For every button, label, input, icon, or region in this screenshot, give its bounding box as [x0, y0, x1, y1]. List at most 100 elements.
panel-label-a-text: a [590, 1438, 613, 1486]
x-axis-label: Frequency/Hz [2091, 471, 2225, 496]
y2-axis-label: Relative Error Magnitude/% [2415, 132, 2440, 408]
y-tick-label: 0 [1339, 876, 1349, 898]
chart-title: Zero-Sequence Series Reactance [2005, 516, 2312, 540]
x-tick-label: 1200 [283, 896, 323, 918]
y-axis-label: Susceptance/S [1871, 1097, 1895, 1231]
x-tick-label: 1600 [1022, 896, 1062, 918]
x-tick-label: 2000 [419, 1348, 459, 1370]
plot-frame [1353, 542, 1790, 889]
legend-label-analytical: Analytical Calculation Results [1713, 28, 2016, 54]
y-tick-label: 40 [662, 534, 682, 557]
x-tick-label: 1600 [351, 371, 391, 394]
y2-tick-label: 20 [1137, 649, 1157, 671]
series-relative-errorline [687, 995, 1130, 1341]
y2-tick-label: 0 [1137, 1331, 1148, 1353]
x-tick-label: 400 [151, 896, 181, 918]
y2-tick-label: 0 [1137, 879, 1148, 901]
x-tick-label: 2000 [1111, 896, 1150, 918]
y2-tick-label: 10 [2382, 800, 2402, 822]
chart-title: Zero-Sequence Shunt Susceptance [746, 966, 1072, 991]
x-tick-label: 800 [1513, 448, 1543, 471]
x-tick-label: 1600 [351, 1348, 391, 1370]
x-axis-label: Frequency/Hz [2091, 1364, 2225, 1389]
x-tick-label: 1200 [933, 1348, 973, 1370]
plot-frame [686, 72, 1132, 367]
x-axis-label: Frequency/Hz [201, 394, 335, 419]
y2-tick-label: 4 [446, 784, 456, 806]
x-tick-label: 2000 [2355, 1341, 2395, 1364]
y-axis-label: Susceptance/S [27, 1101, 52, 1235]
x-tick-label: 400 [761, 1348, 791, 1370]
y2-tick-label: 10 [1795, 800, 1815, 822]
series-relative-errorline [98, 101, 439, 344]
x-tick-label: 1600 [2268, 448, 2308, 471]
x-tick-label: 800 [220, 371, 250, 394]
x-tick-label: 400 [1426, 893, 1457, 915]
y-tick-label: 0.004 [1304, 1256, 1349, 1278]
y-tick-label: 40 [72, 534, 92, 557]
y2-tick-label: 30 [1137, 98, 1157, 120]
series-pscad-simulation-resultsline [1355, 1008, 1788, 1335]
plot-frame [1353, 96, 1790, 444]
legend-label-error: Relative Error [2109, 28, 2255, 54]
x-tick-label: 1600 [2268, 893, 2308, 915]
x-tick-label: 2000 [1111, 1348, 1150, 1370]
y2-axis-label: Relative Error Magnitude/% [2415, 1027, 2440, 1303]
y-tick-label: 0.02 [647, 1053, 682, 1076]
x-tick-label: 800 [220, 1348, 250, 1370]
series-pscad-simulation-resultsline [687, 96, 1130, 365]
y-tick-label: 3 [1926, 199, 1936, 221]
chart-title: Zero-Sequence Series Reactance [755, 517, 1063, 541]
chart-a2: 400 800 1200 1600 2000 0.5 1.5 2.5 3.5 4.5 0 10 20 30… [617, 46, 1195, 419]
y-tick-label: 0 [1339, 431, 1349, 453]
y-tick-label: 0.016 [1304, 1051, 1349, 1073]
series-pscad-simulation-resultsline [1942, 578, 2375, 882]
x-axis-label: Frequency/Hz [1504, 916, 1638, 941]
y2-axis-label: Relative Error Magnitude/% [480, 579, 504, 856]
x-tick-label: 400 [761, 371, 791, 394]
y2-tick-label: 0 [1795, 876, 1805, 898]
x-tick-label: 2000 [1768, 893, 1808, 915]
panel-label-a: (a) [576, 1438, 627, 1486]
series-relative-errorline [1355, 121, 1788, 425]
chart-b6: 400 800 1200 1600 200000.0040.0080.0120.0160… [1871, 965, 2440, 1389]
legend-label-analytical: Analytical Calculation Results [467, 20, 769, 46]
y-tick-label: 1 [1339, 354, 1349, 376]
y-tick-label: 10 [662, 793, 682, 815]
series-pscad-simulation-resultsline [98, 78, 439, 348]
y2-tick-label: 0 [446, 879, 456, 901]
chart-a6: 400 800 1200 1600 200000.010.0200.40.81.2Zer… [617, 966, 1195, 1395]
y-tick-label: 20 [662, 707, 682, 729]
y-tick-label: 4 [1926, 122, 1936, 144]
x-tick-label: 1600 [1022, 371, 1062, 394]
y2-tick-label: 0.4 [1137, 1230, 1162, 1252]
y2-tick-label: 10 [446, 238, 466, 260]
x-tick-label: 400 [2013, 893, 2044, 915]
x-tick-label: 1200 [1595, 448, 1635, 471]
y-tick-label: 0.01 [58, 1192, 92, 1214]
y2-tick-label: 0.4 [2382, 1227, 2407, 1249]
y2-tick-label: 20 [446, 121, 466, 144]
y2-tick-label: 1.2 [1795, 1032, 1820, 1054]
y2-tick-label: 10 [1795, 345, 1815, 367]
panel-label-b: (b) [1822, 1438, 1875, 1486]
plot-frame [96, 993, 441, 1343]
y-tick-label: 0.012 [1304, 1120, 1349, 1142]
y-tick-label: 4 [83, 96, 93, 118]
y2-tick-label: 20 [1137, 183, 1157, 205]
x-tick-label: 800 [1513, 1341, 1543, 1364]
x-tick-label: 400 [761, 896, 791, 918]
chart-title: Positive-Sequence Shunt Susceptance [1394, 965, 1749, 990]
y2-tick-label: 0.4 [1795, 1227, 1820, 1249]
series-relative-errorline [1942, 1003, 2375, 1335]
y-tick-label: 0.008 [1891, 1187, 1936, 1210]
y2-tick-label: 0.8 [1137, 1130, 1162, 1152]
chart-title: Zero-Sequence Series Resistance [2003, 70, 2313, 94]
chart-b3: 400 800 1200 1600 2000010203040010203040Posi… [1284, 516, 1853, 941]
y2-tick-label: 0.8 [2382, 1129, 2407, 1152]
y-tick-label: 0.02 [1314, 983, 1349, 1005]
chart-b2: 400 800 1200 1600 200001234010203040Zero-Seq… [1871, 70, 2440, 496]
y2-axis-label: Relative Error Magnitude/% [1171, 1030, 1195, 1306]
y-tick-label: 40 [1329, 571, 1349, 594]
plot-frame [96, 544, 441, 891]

────────────────────

→ **Aim of the task**:
Reproduce all of the data above line for line, with no changes.

→ **Task answer**:
For every button, label, input, icon, or region in this screenshot, give its bounding box as [x0, y0, x1, y1]. List at most 100 elements.
panel-label-a-text: a [590, 1438, 613, 1486]
x-axis-label: Frequency/Hz [2091, 471, 2225, 496]
y2-axis-label: Relative Error Magnitude/% [2415, 132, 2440, 408]
y-tick-label: 0 [1339, 876, 1349, 898]
chart-title: Zero-Sequence Series Reactance [2005, 516, 2312, 540]
x-tick-label: 1200 [283, 896, 323, 918]
y-axis-label: Susceptance/S [1871, 1097, 1895, 1231]
x-tick-label: 1600 [1022, 896, 1062, 918]
x-tick-label: 2000 [419, 1348, 459, 1370]
plot-frame [1353, 542, 1790, 889]
legend-label-analytical: Analytical Calculation Results [1713, 28, 2016, 54]
y-tick-label: 40 [662, 534, 682, 557]
x-tick-label: 1600 [351, 371, 391, 394]
y2-tick-label: 20 [1137, 649, 1157, 671]
series-relative-errorline [687, 995, 1130, 1341]
y2-tick-label: 0 [1137, 1331, 1148, 1353]
x-tick-label: 400 [151, 896, 181, 918]
y2-tick-label: 0 [1137, 879, 1148, 901]
x-tick-label: 2000 [1111, 896, 1150, 918]
y2-tick-label: 10 [2382, 800, 2402, 822]
chart-title: Zero-Sequence Shunt Susceptance [746, 966, 1072, 991]
x-tick-label: 800 [1513, 448, 1543, 471]
x-tick-label: 1600 [351, 1348, 391, 1370]
x-axis-label: Frequency/Hz [2091, 1364, 2225, 1389]
x-tick-label: 1200 [933, 1348, 973, 1370]
plot-frame [686, 72, 1132, 367]
x-axis-label: Frequency/Hz [201, 394, 335, 419]
y2-tick-label: 4 [446, 784, 456, 806]
x-tick-label: 2000 [2355, 1341, 2395, 1364]
y-axis-label: Susceptance/S [27, 1101, 52, 1235]
x-tick-label: 400 [761, 1348, 791, 1370]
y2-tick-label: 10 [1795, 800, 1815, 822]
series-relative-errorline [98, 101, 439, 344]
x-tick-label: 1600 [2268, 448, 2308, 471]
x-tick-label: 800 [220, 371, 250, 394]
x-tick-label: 400 [1426, 893, 1457, 915]
y-tick-label: 0.004 [1304, 1256, 1349, 1278]
y-tick-label: 40 [72, 534, 92, 557]
y2-tick-label: 30 [1137, 98, 1157, 120]
series-pscad-simulation-resultsline [1355, 1008, 1788, 1335]
plot-frame [1353, 96, 1790, 444]
legend-label-error: Relative Error [2109, 28, 2255, 54]
x-tick-label: 1600 [2268, 893, 2308, 915]
x-tick-label: 2000 [1111, 1348, 1150, 1370]
y2-axis-label: Relative Error Magnitude/% [2415, 1027, 2440, 1303]
y-tick-label: 0.02 [647, 1053, 682, 1076]
x-tick-label: 800 [220, 1348, 250, 1370]
series-pscad-simulation-resultsline [687, 96, 1130, 365]
y-tick-label: 3 [1926, 199, 1936, 221]
chart-title: Zero-Sequence Series Reactance [755, 517, 1063, 541]
chart-a2: 400 800 1200 1600 2000 0.5 1.5 2.5 3.5 4.5 0 10 20 30… [617, 46, 1195, 419]
y-tick-label: 0 [1339, 431, 1349, 453]
y-tick-label: 0.016 [1304, 1051, 1349, 1073]
series-pscad-simulation-resultsline [1942, 578, 2375, 882]
x-axis-label: Frequency/Hz [1504, 916, 1638, 941]
y2-axis-label: Relative Error Magnitude/% [480, 579, 504, 856]
x-tick-label: 400 [761, 371, 791, 394]
y2-tick-label: 0 [1795, 876, 1805, 898]
x-tick-label: 2000 [1768, 893, 1808, 915]
panel-label-a: (a) [576, 1438, 627, 1486]
series-relative-errorline [1355, 121, 1788, 425]
chart-b6: 400 800 1200 1600 200000.0040.0080.0120.0160… [1871, 965, 2440, 1389]
legend-label-analytical: Analytical Calculation Results [467, 20, 769, 46]
y-tick-label: 1 [1339, 354, 1349, 376]
y-tick-label: 10 [662, 793, 682, 815]
series-pscad-simulation-resultsline [98, 78, 439, 348]
y2-tick-label: 0 [446, 879, 456, 901]
chart-a6: 400 800 1200 1600 200000.010.0200.40.81.2Zer… [617, 966, 1195, 1395]
y-tick-label: 20 [662, 707, 682, 729]
y-tick-label: 4 [1926, 122, 1936, 144]
x-tick-label: 1600 [1022, 371, 1062, 394]
y2-tick-label: 0.4 [1137, 1230, 1162, 1252]
y2-tick-label: 10 [446, 238, 466, 260]
x-tick-label: 400 [2013, 893, 2044, 915]
x-tick-label: 1200 [1595, 448, 1635, 471]
y-tick-label: 0.01 [58, 1192, 92, 1214]
y2-tick-label: 0.4 [2382, 1227, 2407, 1249]
y2-tick-label: 20 [446, 121, 466, 144]
y2-tick-label: 1.2 [1795, 1032, 1820, 1054]
y2-tick-label: 10 [1795, 345, 1815, 367]
panel-label-b: (b) [1822, 1438, 1875, 1486]
plot-frame [96, 993, 441, 1343]
y-tick-label: 0.012 [1304, 1120, 1349, 1142]
y-tick-label: 4 [83, 96, 93, 118]
y2-tick-label: 20 [1137, 183, 1157, 205]
x-tick-label: 800 [1513, 1341, 1543, 1364]
x-tick-label: 400 [761, 896, 791, 918]
chart-title: Positive-Sequence Shunt Susceptance [1394, 965, 1749, 990]
y2-tick-label: 0.4 [1795, 1227, 1820, 1249]
series-relative-errorline [1942, 1003, 2375, 1335]
y-tick-label: 0.008 [1891, 1187, 1936, 1210]
y2-tick-label: 0.8 [1137, 1130, 1162, 1152]
chart-title: Zero-Sequence Series Resistance [2003, 70, 2313, 94]
chart-b3: 400 800 1200 1600 2000010203040010203040Posi… [1284, 516, 1853, 941]
y2-tick-label: 0.8 [2382, 1129, 2407, 1152]
y-tick-label: 0.02 [1314, 983, 1349, 1005]
chart-b2: 400 800 1200 1600 200001234010203040Zero-Seq… [1871, 70, 2440, 496]
y2-axis-label: Relative Error Magnitude/% [1171, 1030, 1195, 1306]
y-tick-label: 40 [1329, 571, 1349, 594]
plot-frame [96, 544, 441, 891]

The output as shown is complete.